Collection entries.
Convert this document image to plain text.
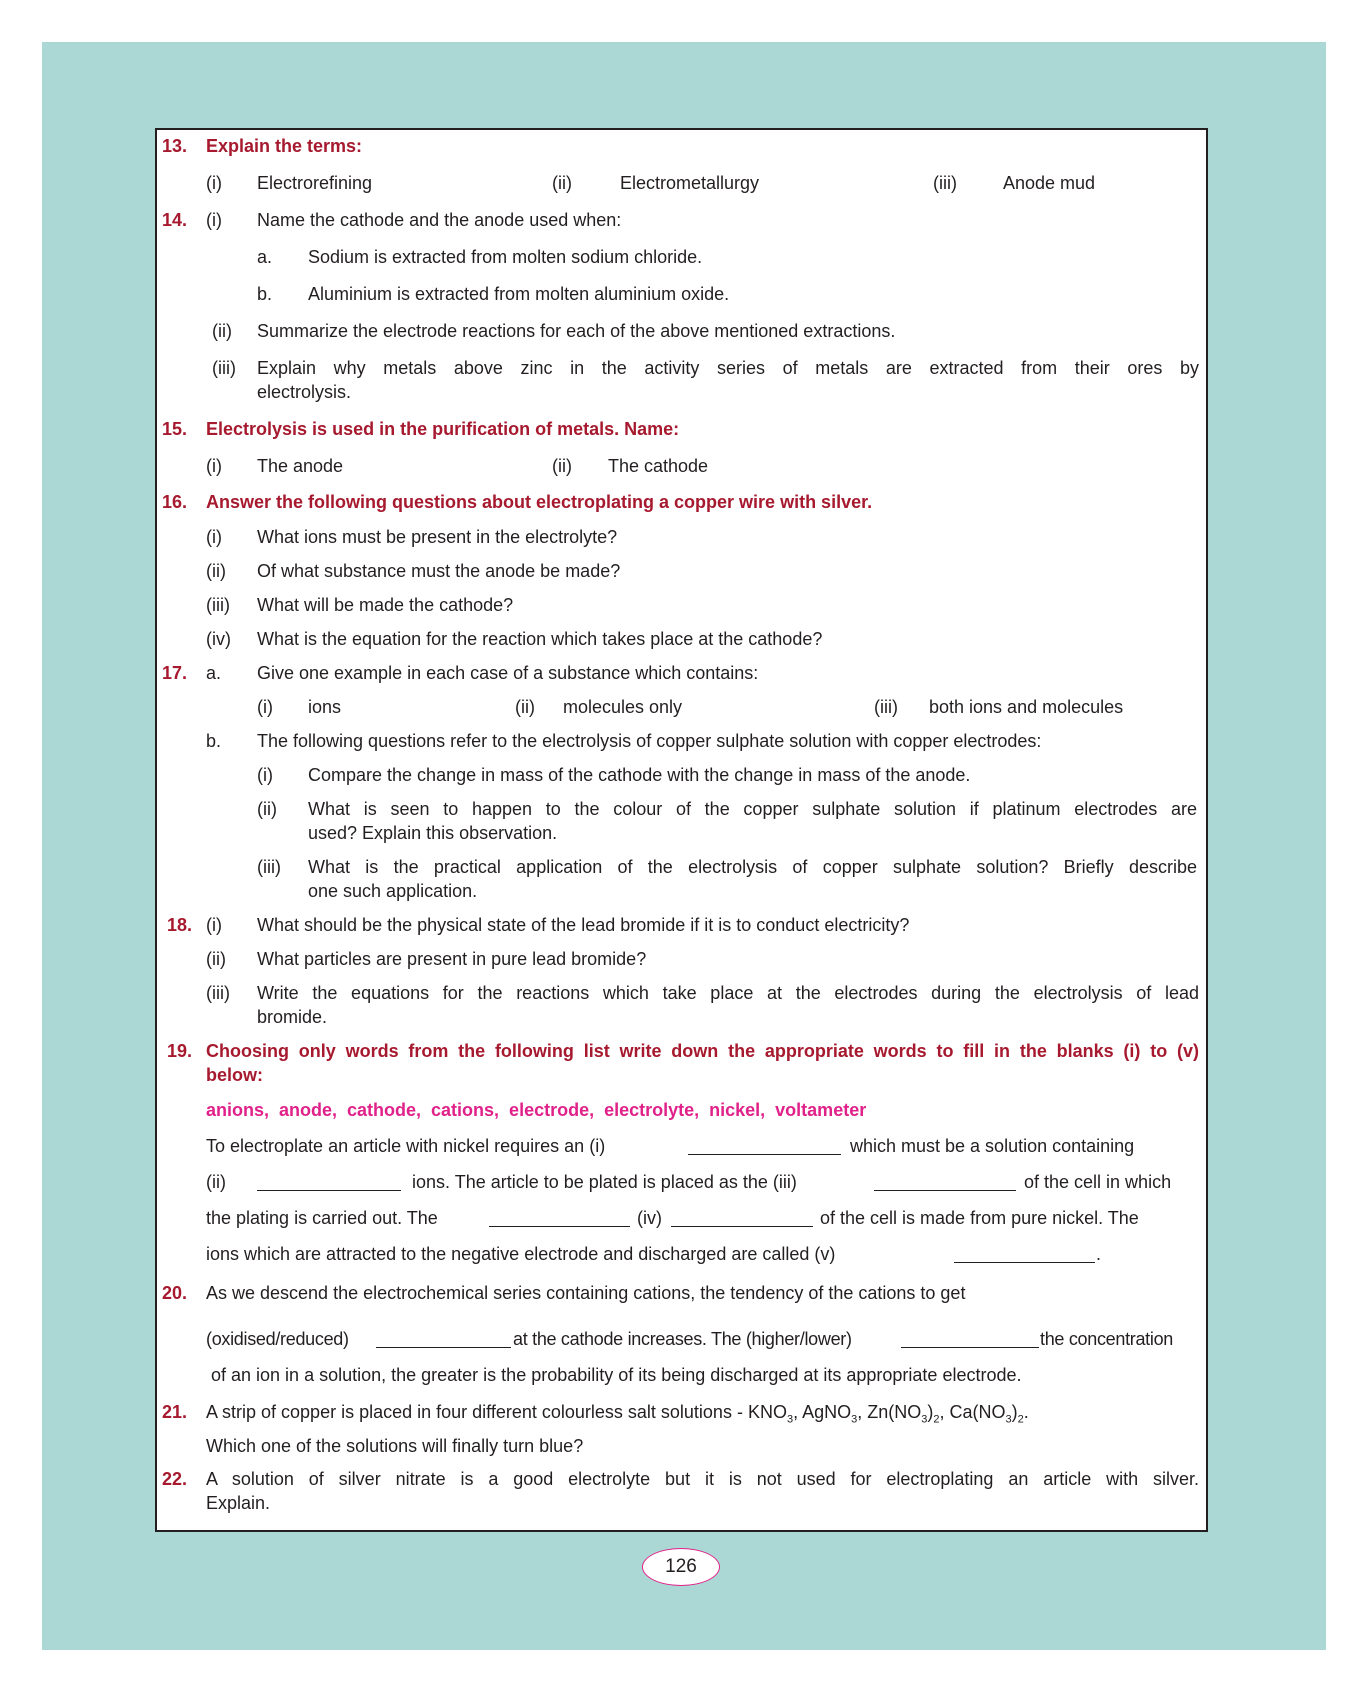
13. Explain the terms:
(i) Electrorefining	(ii)	Electrometallurgy	(iii)	Anode mud
14. (i) Name the cathode and the anode used when:
a. Sodium is extracted from molten sodium chloride.
b. Aluminium is extracted from molten aluminium oxide.
(ii) Summarize the electrode reactions for each of the above mentioned extractions.
(iii) Explain why metals above zinc in the activity series of metals are extracted from their ores by
electrolysis.
15. Electrolysis is used in the purification of metals. Name:
(i) The anode	(ii) The cathode
16. Answer the following questions about electroplating a copper wire with silver.
(i) What ions must be present in the electrolyte?
(ii) Of what substance must the anode be made?
(iii) What will be made the cathode?
(iv) What is the equation for the reaction which takes place at the cathode?
17. a. Give one example in each case of a substance which contains:
(i) ions	(ii) molecules only	(iii) both ions and molecules
b. The following questions refer to the electrolysis of copper sulphate solution with copper electrodes:
(i) Compare the change in mass of the cathode with the change in mass of the anode.
(ii) What is seen to happen to the colour of the copper sulphate solution if platinum electrodes are
used? Explain this observation.
(iii) What is the practical application of the electrolysis of copper sulphate solution? Briefly describe
one such application.
18. (i) What should be the physical state of the lead bromide if it is to conduct electricity?
(ii) What particles are present in pure lead bromide?
(iii) Write the equations for the reactions which take place at the electrodes during the electrolysis of lead
bromide.
19. Choosing only words from the following list write down the appropriate words to fill in the blanks (i) to (v)
below:
anions,  anode,  cathode,  cations,  electrode,  electrolyte,  nickel,  voltameter
To electroplate an article with nickel requires an (i)	which must be a solution containing
(ii)	ions. The article to be plated is placed as the (iii)	of the cell in which
the plating is carried out. The	(iv)	of the cell is made from pure nickel. The
ions which are attracted to the negative electrode and discharged are called (v)	.
20. As we descend the electrochemical series containing cations, the tendency of the cations to get
(oxidised/reduced)	at the cathode increases. The (higher/lower)	the concentration
of an ion in a solution, the greater is the probability of its being discharged at its appropriate electrode.
21. A strip of copper is placed in four different colourless salt solutions - $KNO_3$, AgNO$_3$, $Zn(NO_3)_2$, $Ca(NO_3)_2$.
Which one of the solutions will finally turn blue?
22. A solution of silver nitrate is a good electrolyte but it is not used for electroplating an article with silver.
Explain.
126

Task instructions. Gather every line from the entries above where the word "must" appears, and copy them.

Full solution.
(i) What ions must be present in the electrolyte?
(ii) Of what substance must the anode be made?
To electroplate an article with nickel requires an (i)	which must be a solution containing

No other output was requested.